_Direction:_ Report how many lines hold the word "path"; give nothing but the number.

** Begin Dataset records **

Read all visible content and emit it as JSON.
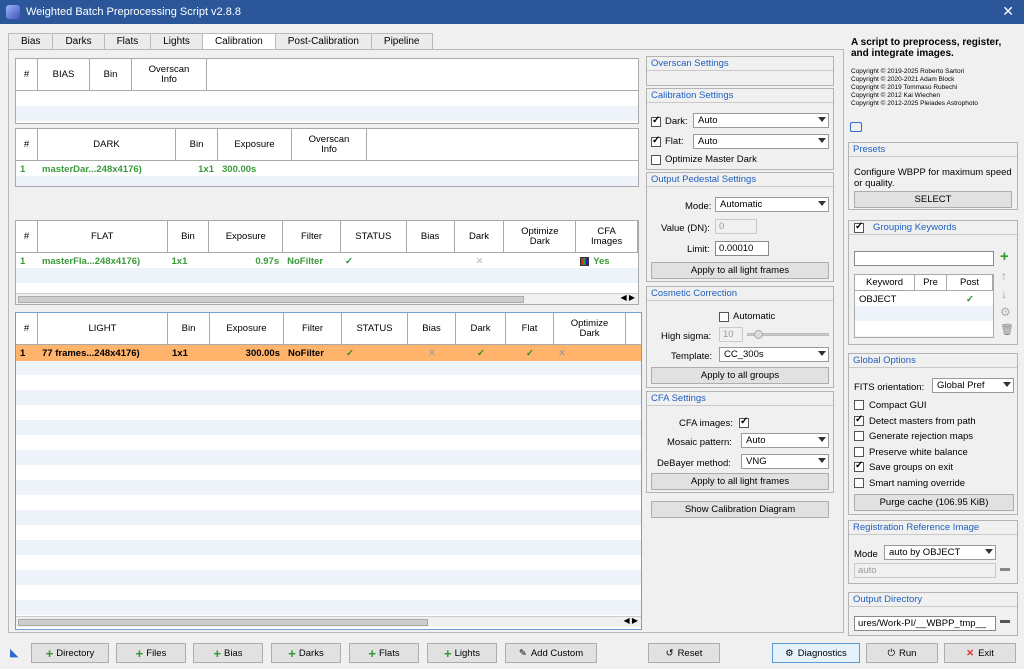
{
  "window": {
    "title": "Weighted Batch Preprocessing Script v2.8.8"
  },
  "tabs": [
    "Bias",
    "Darks",
    "Flats",
    "Lights",
    "Calibration",
    "Post-Calibration",
    "Pipeline"
  ],
  "bias_table": {
    "headers": [
      "#",
      "BIAS",
      "Bin",
      "Overscan\nInfo"
    ]
  },
  "dark_table": {
    "headers": [
      "#",
      "DARK",
      "Bin",
      "Exposure",
      "Overscan\nInfo"
    ],
    "rows": [
      [
        "1",
        "masterDar...248x4176)",
        "1x1",
        "300.00s",
        ""
      ]
    ]
  },
  "flat_table": {
    "headers": [
      "#",
      "FLAT",
      "Bin",
      "Exposure",
      "Filter",
      "STATUS",
      "Bias",
      "Dark",
      "Optimize\nDark",
      "CFA\nImages"
    ],
    "rows": [
      [
        "1",
        "masterFla...248x4176)",
        "1x1",
        "0.97s",
        "NoFilter",
        "✓",
        "",
        "✕",
        "",
        "Yes"
      ]
    ]
  },
  "light_table": {
    "headers": [
      "#",
      "LIGHT",
      "Bin",
      "Exposure",
      "Filter",
      "STATUS",
      "Bias",
      "Dark",
      "Flat",
      "Optimize\nDark"
    ],
    "rows": [
      [
        "1",
        "77 frames...248x4176)",
        "1x1",
        "300.00s",
        "NoFilter",
        "✓",
        "✕",
        "✓",
        "✓",
        "✕"
      ]
    ]
  },
  "overscan": {
    "title": "Overscan Settings"
  },
  "calibration": {
    "title": "Calibration Settings",
    "dark_label": "Dark:",
    "dark_value": "Auto",
    "flat_label": "Flat:",
    "flat_value": "Auto",
    "optimize_label": "Optimize Master Dark"
  },
  "pedestal": {
    "title": "Output Pedestal Settings",
    "mode_label": "Mode:",
    "mode_value": "Automatic",
    "value_label": "Value (DN):",
    "value_value": "0",
    "limit_label": "Limit:",
    "limit_value": "0.00010",
    "apply_label": "Apply to all light frames"
  },
  "cosmetic": {
    "title": "Cosmetic Correction",
    "automatic_label": "Automatic",
    "sigma_label": "High sigma:",
    "sigma_value": "10",
    "template_label": "Template:",
    "template_value": "CC_300s",
    "apply_label": "Apply to all groups"
  },
  "cfa": {
    "title": "CFA Settings",
    "images_label": "CFA images:",
    "mosaic_label": "Mosaic pattern:",
    "mosaic_value": "Auto",
    "debayer_label": "DeBayer method:",
    "debayer_value": "VNG",
    "apply_label": "Apply to all light frames"
  },
  "show_diagram_label": "Show Calibration Diagram",
  "info": {
    "heading": "A script to preprocess, register, and integrate images.",
    "copyrights": [
      "Copyright © 2019-2025 Roberto Sartori",
      "Copyright © 2020-2021 Adam Block",
      "Copyright © 2019 Tommaso Rubechi",
      "Copyright © 2012 Kai Wiechen",
      "Copyright © 2012-2025 Pleiades Astrophoto"
    ]
  },
  "presets": {
    "title": "Presets",
    "text": "Configure WBPP for maximum speed or quality.",
    "select_label": "SELECT"
  },
  "grouping": {
    "title": "Grouping Keywords",
    "headers": [
      "Keyword",
      "Pre",
      "Post"
    ],
    "rows": [
      [
        "OBJECT",
        "",
        "✓"
      ]
    ]
  },
  "global": {
    "title": "Global Options",
    "fits_label": "FITS orientation:",
    "fits_value": "Global Pref",
    "options": [
      {
        "label": "Compact GUI",
        "checked": false
      },
      {
        "label": "Detect masters from path",
        "checked": true
      },
      {
        "label": "Generate rejection maps",
        "checked": false
      },
      {
        "label": "Preserve white balance",
        "checked": false
      },
      {
        "label": "Save groups on exit",
        "checked": true
      },
      {
        "label": "Smart naming override",
        "checked": false
      }
    ],
    "purge_label": "Purge cache (106.95 KiB)"
  },
  "registration": {
    "title": "Registration Reference Image",
    "mode_label": "Mode",
    "mode_value": "auto by OBJECT",
    "ref_value": "auto"
  },
  "output": {
    "title": "Output Directory",
    "path": "ures/Work-PI/__WBPP_tmp__"
  },
  "bottom": {
    "directory": "Directory",
    "files": "Files",
    "bias": "Bias",
    "darks": "Darks",
    "flats": "Flats",
    "lights": "Lights",
    "add_custom": "Add Custom",
    "reset": "Reset",
    "diagnostics": "Diagnostics",
    "run": "Run",
    "exit": "Exit"
  }
}
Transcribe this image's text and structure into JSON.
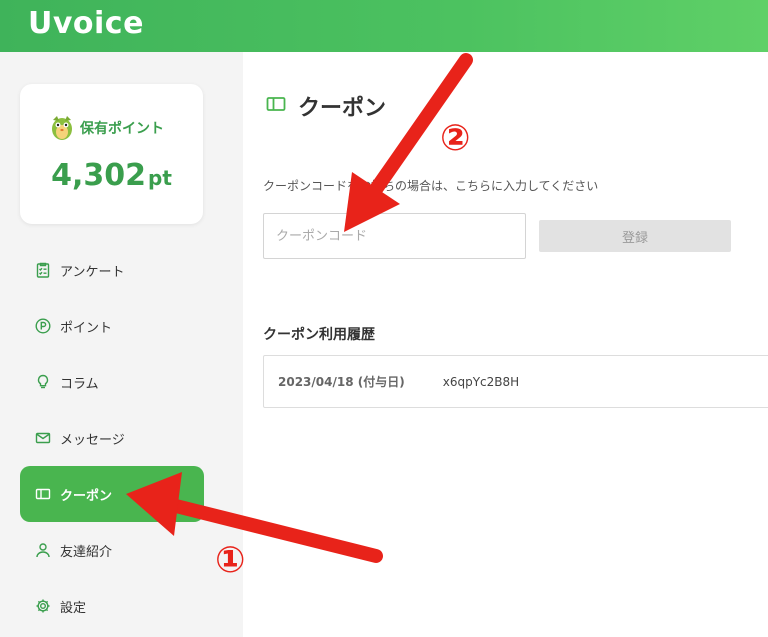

** End Dataset records **

_Written solution:_ 2